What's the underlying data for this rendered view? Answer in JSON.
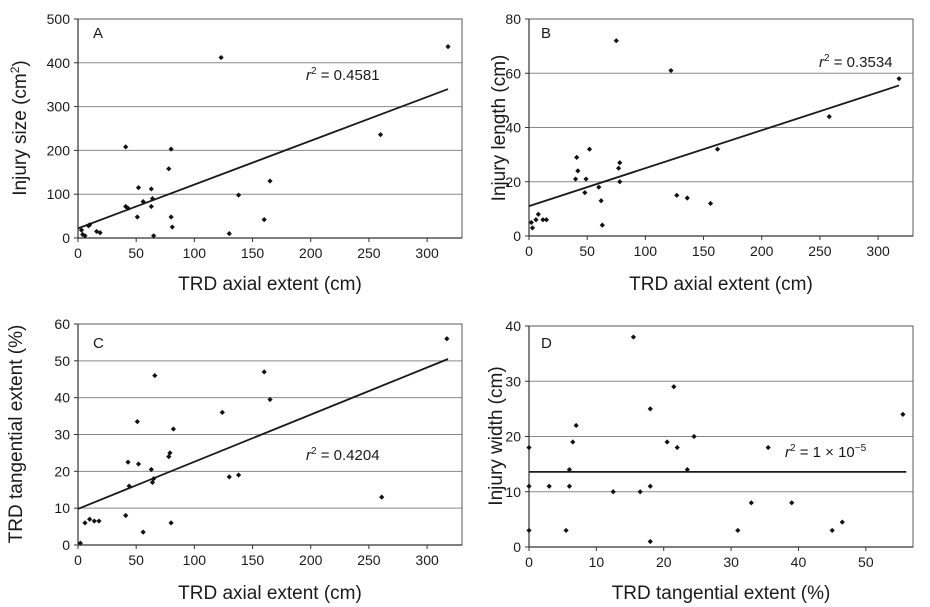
{
  "chart_data": [
    {
      "type": "scatter",
      "panel_label": "A",
      "xlabel": "TRD axial extent (cm)",
      "ylabel_main": "Injury size (cm",
      "ylabel_sup": "2",
      "ylabel_close": ")",
      "xlim": [
        0,
        330
      ],
      "ylim": [
        0,
        500
      ],
      "xticks": [
        0,
        50,
        100,
        150,
        200,
        250,
        300
      ],
      "yticks": [
        0,
        100,
        200,
        300,
        400,
        500
      ],
      "grid": "horizontal",
      "r2_text": "= 0.4581",
      "trendline": {
        "x": [
          0,
          318
        ],
        "y": [
          22,
          340
        ]
      },
      "points": [
        {
          "x": 3,
          "y": 18
        },
        {
          "x": 4,
          "y": 8
        },
        {
          "x": 6,
          "y": 5
        },
        {
          "x": 9,
          "y": 28
        },
        {
          "x": 10,
          "y": 30
        },
        {
          "x": 16,
          "y": 15
        },
        {
          "x": 19,
          "y": 12
        },
        {
          "x": 41,
          "y": 208
        },
        {
          "x": 41,
          "y": 72
        },
        {
          "x": 43,
          "y": 68
        },
        {
          "x": 51,
          "y": 48
        },
        {
          "x": 52,
          "y": 115
        },
        {
          "x": 56,
          "y": 83
        },
        {
          "x": 63,
          "y": 112
        },
        {
          "x": 63,
          "y": 72
        },
        {
          "x": 64,
          "y": 90
        },
        {
          "x": 65,
          "y": 5
        },
        {
          "x": 78,
          "y": 158
        },
        {
          "x": 80,
          "y": 203
        },
        {
          "x": 80,
          "y": 48
        },
        {
          "x": 81,
          "y": 25
        },
        {
          "x": 123,
          "y": 412
        },
        {
          "x": 130,
          "y": 10
        },
        {
          "x": 138,
          "y": 98
        },
        {
          "x": 160,
          "y": 42
        },
        {
          "x": 165,
          "y": 130
        },
        {
          "x": 260,
          "y": 236
        },
        {
          "x": 318,
          "y": 437
        }
      ]
    },
    {
      "type": "scatter",
      "panel_label": "B",
      "xlabel": "TRD axial extent (cm)",
      "ylabel_main": "Injury length (cm)",
      "ylabel_sup": "",
      "ylabel_close": "",
      "xlim": [
        0,
        330
      ],
      "ylim": [
        0,
        80
      ],
      "xticks": [
        0,
        50,
        100,
        150,
        200,
        250,
        300
      ],
      "yticks": [
        0,
        20,
        40,
        60,
        80
      ],
      "grid": "horizontal",
      "r2_text": "= 0.3534",
      "trendline": {
        "x": [
          0,
          318
        ],
        "y": [
          11,
          55.5
        ]
      },
      "points": [
        {
          "x": 2,
          "y": 5
        },
        {
          "x": 3,
          "y": 3
        },
        {
          "x": 6,
          "y": 6
        },
        {
          "x": 8,
          "y": 8
        },
        {
          "x": 12,
          "y": 6
        },
        {
          "x": 15,
          "y": 6
        },
        {
          "x": 40,
          "y": 21
        },
        {
          "x": 41,
          "y": 29
        },
        {
          "x": 42,
          "y": 24
        },
        {
          "x": 48,
          "y": 16
        },
        {
          "x": 49,
          "y": 21
        },
        {
          "x": 52,
          "y": 32
        },
        {
          "x": 60,
          "y": 18
        },
        {
          "x": 62,
          "y": 13
        },
        {
          "x": 63,
          "y": 4
        },
        {
          "x": 75,
          "y": 72
        },
        {
          "x": 77,
          "y": 25
        },
        {
          "x": 78,
          "y": 27
        },
        {
          "x": 78,
          "y": 20
        },
        {
          "x": 122,
          "y": 61
        },
        {
          "x": 127,
          "y": 15
        },
        {
          "x": 136,
          "y": 14
        },
        {
          "x": 156,
          "y": 12
        },
        {
          "x": 162,
          "y": 32
        },
        {
          "x": 258,
          "y": 44
        },
        {
          "x": 318,
          "y": 58
        }
      ]
    },
    {
      "type": "scatter",
      "panel_label": "C",
      "xlabel": "TRD axial extent (cm)",
      "ylabel_main": "TRD tangential extent (%)",
      "ylabel_sup": "",
      "ylabel_close": "",
      "xlim": [
        0,
        330
      ],
      "ylim": [
        0,
        60
      ],
      "xticks": [
        0,
        50,
        100,
        150,
        200,
        250,
        300
      ],
      "yticks": [
        0,
        10,
        20,
        30,
        40,
        50,
        60
      ],
      "grid": "horizontal",
      "r2_text": "= 0.4204",
      "trendline": {
        "x": [
          0,
          318
        ],
        "y": [
          9.8,
          50.5
        ]
      },
      "points": [
        {
          "x": 2,
          "y": 0.5
        },
        {
          "x": 6,
          "y": 6
        },
        {
          "x": 10,
          "y": 7
        },
        {
          "x": 14,
          "y": 6.5
        },
        {
          "x": 18,
          "y": 6.5
        },
        {
          "x": 41,
          "y": 8
        },
        {
          "x": 43,
          "y": 22.5
        },
        {
          "x": 44,
          "y": 16
        },
        {
          "x": 51,
          "y": 33.5
        },
        {
          "x": 52,
          "y": 22
        },
        {
          "x": 56,
          "y": 3.5
        },
        {
          "x": 63,
          "y": 20.5
        },
        {
          "x": 64,
          "y": 17
        },
        {
          "x": 65,
          "y": 18
        },
        {
          "x": 66,
          "y": 46
        },
        {
          "x": 78,
          "y": 24
        },
        {
          "x": 79,
          "y": 25
        },
        {
          "x": 80,
          "y": 6
        },
        {
          "x": 82,
          "y": 31.5
        },
        {
          "x": 124,
          "y": 36
        },
        {
          "x": 130,
          "y": 18.5
        },
        {
          "x": 138,
          "y": 19
        },
        {
          "x": 160,
          "y": 47
        },
        {
          "x": 165,
          "y": 39.5
        },
        {
          "x": 261,
          "y": 13
        },
        {
          "x": 317,
          "y": 56
        }
      ]
    },
    {
      "type": "scatter",
      "panel_label": "D",
      "xlabel": "TRD tangential extent (%)",
      "ylabel_main": "Injury width (cm)",
      "ylabel_sup": "",
      "ylabel_close": "",
      "xlim": [
        0,
        57
      ],
      "ylim": [
        0,
        40
      ],
      "xticks": [
        0,
        10,
        20,
        30,
        40,
        50
      ],
      "yticks": [
        0,
        10,
        20,
        30,
        40
      ],
      "grid": "horizontal",
      "r2_text": "= 1 × 10",
      "r2_exp": "−5",
      "trendline": {
        "x": [
          0,
          56
        ],
        "y": [
          13.6,
          13.6
        ]
      },
      "points": [
        {
          "x": 0,
          "y": 18
        },
        {
          "x": 0,
          "y": 11
        },
        {
          "x": 0,
          "y": 3
        },
        {
          "x": 3,
          "y": 11
        },
        {
          "x": 5.5,
          "y": 3
        },
        {
          "x": 6,
          "y": 11
        },
        {
          "x": 6,
          "y": 14
        },
        {
          "x": 6.5,
          "y": 19
        },
        {
          "x": 7,
          "y": 22
        },
        {
          "x": 12.5,
          "y": 10
        },
        {
          "x": 15.5,
          "y": 38
        },
        {
          "x": 16.5,
          "y": 10
        },
        {
          "x": 18,
          "y": 25
        },
        {
          "x": 18,
          "y": 11
        },
        {
          "x": 18,
          "y": 1
        },
        {
          "x": 20.5,
          "y": 19
        },
        {
          "x": 21.5,
          "y": 29
        },
        {
          "x": 22,
          "y": 18
        },
        {
          "x": 23.5,
          "y": 14
        },
        {
          "x": 24.5,
          "y": 20
        },
        {
          "x": 31,
          "y": 3
        },
        {
          "x": 33,
          "y": 8
        },
        {
          "x": 35.5,
          "y": 18
        },
        {
          "x": 39,
          "y": 8
        },
        {
          "x": 45,
          "y": 3
        },
        {
          "x": 46.5,
          "y": 4.5
        },
        {
          "x": 55.5,
          "y": 24
        }
      ]
    }
  ]
}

────────────────────

- [Task prompt] Track down all lines above with the string "Injury" and copy them.

- [Solution for this exercise]
      "ylabel_main": "Injury size (cm",
      "ylabel_main": "Injury length (cm)",
      "ylabel_main": "Injury width (cm)",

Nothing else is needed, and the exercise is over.